> [Exercise goal]:
Read the lines that follow and pick out every one containing the word "Bryan".

> [Records provided]:
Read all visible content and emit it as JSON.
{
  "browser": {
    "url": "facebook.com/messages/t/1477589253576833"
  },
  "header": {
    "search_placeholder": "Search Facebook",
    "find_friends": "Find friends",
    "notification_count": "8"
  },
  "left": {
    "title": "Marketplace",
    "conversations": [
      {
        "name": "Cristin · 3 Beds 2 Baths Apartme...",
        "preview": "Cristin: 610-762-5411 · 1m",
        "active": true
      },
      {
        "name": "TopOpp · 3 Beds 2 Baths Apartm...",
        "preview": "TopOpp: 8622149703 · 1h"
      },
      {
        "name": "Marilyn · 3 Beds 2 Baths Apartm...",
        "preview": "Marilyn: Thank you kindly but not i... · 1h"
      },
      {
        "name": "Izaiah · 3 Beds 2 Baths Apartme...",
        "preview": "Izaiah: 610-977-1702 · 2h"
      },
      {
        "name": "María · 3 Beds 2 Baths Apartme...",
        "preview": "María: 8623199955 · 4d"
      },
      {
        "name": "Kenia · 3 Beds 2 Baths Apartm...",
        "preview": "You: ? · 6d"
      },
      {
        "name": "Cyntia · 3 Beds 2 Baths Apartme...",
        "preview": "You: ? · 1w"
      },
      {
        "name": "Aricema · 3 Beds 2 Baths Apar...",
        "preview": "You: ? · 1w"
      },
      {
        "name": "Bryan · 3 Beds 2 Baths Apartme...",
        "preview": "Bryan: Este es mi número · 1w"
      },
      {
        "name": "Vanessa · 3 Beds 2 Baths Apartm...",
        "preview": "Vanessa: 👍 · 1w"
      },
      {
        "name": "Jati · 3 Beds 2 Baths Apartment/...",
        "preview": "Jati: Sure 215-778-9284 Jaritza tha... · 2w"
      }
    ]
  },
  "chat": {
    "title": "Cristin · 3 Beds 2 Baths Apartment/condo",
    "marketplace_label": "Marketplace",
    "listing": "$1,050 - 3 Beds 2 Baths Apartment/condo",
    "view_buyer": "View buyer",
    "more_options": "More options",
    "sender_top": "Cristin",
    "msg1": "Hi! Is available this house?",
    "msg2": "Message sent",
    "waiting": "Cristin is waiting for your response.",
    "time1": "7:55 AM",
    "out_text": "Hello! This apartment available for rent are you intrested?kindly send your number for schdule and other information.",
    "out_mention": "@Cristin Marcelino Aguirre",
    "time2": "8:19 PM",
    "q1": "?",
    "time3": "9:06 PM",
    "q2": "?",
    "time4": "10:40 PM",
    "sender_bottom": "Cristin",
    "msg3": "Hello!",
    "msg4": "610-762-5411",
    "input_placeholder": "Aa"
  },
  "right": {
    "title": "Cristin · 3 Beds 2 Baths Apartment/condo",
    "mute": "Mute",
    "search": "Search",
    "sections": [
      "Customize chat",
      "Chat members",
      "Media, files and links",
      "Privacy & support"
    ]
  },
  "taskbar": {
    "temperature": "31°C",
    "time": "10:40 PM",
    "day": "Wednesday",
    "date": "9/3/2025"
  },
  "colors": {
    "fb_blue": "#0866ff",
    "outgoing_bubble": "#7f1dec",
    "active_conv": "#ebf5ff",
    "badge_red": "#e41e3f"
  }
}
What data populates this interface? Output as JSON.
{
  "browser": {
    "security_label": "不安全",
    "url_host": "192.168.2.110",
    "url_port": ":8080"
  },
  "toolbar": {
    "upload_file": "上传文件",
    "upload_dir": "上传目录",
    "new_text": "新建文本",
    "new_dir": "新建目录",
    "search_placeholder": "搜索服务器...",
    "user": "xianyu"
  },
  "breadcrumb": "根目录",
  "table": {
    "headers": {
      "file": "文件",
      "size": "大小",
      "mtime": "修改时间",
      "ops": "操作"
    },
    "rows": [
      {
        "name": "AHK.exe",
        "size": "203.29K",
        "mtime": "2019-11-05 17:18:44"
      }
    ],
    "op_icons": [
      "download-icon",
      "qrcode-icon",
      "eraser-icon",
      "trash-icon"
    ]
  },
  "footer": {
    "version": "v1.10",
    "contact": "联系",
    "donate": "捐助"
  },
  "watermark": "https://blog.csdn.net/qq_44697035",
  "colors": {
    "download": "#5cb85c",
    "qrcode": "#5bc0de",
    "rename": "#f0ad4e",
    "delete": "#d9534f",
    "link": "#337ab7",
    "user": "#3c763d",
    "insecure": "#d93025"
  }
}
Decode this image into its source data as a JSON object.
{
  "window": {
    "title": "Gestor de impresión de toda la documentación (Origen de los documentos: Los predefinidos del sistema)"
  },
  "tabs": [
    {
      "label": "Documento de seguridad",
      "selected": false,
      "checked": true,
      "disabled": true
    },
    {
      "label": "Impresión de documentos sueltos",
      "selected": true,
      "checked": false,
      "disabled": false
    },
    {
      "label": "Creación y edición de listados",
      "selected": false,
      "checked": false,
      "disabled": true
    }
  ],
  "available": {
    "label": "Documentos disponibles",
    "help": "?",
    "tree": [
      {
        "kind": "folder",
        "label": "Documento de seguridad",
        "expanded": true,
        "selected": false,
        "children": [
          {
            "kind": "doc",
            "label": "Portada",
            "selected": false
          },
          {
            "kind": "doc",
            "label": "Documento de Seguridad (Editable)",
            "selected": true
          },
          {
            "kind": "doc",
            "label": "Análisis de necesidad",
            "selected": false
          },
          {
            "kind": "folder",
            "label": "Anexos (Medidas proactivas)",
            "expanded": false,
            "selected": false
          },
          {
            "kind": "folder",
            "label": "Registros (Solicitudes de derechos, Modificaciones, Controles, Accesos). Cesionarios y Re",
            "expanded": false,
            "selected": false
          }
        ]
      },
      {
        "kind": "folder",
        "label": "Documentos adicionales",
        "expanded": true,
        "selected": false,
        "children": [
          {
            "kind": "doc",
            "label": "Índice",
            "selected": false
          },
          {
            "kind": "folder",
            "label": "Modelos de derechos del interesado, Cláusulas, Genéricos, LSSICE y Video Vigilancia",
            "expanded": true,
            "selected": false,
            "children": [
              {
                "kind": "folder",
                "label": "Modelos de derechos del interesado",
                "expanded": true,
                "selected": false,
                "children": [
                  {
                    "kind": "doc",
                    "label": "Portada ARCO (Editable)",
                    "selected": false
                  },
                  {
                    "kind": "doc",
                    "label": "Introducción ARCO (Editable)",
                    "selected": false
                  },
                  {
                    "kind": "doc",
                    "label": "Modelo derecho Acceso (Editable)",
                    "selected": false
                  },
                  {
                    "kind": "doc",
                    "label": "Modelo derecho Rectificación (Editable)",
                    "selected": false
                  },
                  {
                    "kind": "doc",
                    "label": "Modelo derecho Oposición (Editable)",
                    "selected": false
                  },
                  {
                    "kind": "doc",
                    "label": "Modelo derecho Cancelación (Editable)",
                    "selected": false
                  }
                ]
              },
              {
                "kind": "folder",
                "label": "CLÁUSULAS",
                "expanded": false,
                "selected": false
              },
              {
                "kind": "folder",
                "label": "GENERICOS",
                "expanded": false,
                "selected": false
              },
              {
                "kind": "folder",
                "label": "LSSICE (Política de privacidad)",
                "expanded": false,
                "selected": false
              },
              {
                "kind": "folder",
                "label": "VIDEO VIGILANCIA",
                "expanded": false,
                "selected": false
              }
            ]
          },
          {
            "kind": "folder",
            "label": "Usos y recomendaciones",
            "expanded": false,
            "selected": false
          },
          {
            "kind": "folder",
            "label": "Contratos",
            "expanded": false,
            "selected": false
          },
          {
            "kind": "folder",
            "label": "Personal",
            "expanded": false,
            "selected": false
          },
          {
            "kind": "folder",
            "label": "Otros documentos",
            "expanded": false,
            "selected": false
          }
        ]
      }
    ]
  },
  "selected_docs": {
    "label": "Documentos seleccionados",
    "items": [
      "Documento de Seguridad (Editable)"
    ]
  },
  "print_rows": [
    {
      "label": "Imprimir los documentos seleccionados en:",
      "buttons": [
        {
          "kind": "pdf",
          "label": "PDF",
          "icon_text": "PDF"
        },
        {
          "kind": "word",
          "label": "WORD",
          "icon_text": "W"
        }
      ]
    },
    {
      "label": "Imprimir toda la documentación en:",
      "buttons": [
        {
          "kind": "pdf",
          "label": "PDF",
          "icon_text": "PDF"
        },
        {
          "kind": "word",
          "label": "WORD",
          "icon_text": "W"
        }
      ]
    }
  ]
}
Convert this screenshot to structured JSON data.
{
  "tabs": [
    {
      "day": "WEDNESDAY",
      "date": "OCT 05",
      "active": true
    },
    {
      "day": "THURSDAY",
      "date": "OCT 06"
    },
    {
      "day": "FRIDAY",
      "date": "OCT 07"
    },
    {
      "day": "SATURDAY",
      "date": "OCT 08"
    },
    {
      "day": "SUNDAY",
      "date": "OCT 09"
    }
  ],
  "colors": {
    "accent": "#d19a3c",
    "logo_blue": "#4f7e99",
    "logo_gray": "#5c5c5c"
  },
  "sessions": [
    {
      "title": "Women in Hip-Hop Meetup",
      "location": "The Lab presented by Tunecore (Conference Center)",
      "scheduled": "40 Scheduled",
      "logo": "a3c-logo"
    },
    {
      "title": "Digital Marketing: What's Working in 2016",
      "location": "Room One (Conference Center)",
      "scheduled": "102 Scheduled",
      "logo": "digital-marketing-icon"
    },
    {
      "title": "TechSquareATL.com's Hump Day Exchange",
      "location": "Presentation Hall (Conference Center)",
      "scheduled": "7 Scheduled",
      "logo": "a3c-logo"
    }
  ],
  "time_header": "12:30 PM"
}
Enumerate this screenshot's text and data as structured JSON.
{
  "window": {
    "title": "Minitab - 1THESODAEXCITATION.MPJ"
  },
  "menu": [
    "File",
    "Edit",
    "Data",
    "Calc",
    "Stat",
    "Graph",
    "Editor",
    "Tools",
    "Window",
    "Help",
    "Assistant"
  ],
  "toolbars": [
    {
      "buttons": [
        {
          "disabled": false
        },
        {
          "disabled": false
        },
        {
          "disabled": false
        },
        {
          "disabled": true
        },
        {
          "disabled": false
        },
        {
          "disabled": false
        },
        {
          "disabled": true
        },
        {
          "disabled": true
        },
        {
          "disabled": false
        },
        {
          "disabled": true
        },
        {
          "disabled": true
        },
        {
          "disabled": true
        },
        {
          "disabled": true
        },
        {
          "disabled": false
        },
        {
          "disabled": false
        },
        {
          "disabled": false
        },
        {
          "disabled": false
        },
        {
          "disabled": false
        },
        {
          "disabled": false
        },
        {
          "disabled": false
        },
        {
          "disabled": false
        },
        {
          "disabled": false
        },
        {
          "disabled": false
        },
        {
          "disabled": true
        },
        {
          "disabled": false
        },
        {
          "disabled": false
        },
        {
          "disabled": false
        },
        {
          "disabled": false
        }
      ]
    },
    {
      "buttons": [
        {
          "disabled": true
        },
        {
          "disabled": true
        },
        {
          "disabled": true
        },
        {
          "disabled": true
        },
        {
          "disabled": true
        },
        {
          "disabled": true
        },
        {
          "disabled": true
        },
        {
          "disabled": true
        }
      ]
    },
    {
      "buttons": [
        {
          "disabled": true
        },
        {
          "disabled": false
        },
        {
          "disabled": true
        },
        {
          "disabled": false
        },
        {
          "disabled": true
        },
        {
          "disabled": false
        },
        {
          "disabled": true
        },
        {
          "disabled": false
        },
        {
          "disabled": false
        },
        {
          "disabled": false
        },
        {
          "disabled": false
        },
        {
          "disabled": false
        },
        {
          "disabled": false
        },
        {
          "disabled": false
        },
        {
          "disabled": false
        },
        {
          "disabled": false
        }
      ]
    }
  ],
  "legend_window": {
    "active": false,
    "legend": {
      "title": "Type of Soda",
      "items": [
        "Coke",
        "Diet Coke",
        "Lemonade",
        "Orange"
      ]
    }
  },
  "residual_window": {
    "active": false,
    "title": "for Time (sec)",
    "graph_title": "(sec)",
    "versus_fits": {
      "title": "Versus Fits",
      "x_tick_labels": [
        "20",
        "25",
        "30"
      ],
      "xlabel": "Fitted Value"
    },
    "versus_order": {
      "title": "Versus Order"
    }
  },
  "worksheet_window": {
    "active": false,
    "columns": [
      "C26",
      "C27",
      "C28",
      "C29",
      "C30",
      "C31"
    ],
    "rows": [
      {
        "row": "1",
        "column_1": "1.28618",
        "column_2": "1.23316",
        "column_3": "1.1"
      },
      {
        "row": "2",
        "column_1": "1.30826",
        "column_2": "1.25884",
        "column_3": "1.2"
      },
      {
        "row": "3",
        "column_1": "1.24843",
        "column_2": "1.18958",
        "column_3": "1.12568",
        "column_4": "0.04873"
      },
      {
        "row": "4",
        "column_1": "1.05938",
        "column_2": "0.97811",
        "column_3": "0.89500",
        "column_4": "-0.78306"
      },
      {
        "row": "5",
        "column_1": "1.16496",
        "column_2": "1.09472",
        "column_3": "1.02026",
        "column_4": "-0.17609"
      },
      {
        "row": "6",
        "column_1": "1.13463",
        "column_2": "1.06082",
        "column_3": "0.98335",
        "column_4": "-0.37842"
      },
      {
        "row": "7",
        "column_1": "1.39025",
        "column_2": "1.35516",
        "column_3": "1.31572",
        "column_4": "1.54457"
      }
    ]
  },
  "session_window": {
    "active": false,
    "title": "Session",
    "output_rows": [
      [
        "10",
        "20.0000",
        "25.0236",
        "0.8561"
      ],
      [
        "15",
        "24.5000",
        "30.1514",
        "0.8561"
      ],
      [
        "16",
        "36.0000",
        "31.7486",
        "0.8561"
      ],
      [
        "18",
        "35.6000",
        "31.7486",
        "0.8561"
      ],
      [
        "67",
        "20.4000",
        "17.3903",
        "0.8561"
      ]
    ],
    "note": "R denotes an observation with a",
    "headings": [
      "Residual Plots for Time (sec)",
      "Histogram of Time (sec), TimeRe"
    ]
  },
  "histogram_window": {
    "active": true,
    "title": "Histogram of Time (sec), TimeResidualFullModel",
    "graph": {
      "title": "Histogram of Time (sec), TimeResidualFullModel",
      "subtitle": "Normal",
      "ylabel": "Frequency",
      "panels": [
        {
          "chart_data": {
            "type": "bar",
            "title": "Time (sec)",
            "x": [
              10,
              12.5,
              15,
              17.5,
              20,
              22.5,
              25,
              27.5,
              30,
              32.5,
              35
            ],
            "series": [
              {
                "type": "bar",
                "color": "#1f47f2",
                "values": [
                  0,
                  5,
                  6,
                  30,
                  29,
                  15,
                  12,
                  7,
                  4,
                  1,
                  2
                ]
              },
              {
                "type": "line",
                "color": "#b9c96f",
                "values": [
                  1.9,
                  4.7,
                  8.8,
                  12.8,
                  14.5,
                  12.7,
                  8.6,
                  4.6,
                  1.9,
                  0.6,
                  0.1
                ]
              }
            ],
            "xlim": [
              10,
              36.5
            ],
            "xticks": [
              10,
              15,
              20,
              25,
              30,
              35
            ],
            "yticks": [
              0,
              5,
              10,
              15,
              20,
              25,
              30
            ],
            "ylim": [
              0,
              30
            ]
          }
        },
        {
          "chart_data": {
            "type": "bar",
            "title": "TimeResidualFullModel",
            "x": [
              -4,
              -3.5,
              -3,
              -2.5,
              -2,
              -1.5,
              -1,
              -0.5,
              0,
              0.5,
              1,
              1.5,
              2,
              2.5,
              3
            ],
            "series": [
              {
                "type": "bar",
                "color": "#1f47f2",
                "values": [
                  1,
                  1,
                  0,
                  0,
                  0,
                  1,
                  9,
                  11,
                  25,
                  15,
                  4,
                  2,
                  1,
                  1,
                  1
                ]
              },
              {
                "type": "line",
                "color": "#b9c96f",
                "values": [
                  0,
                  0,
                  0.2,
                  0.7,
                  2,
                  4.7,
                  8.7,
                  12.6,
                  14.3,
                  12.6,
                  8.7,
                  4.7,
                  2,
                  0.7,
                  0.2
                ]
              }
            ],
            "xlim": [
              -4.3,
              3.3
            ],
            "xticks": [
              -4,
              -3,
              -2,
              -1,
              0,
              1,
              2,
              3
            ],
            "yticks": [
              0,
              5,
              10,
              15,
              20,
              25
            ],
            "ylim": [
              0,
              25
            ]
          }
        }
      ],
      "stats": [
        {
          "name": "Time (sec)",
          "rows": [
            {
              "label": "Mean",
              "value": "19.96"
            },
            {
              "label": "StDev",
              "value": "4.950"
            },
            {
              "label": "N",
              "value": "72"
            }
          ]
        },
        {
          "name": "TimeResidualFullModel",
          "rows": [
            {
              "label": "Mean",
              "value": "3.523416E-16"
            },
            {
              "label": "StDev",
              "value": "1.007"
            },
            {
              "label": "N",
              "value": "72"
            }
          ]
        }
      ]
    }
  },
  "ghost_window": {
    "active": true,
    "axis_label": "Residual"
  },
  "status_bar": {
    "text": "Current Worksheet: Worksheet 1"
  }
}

> [The output]:
        "name": "Bryan · 3 Beds 2 Baths Apartme...",
        "preview": "Bryan: Este es mi número · 1w"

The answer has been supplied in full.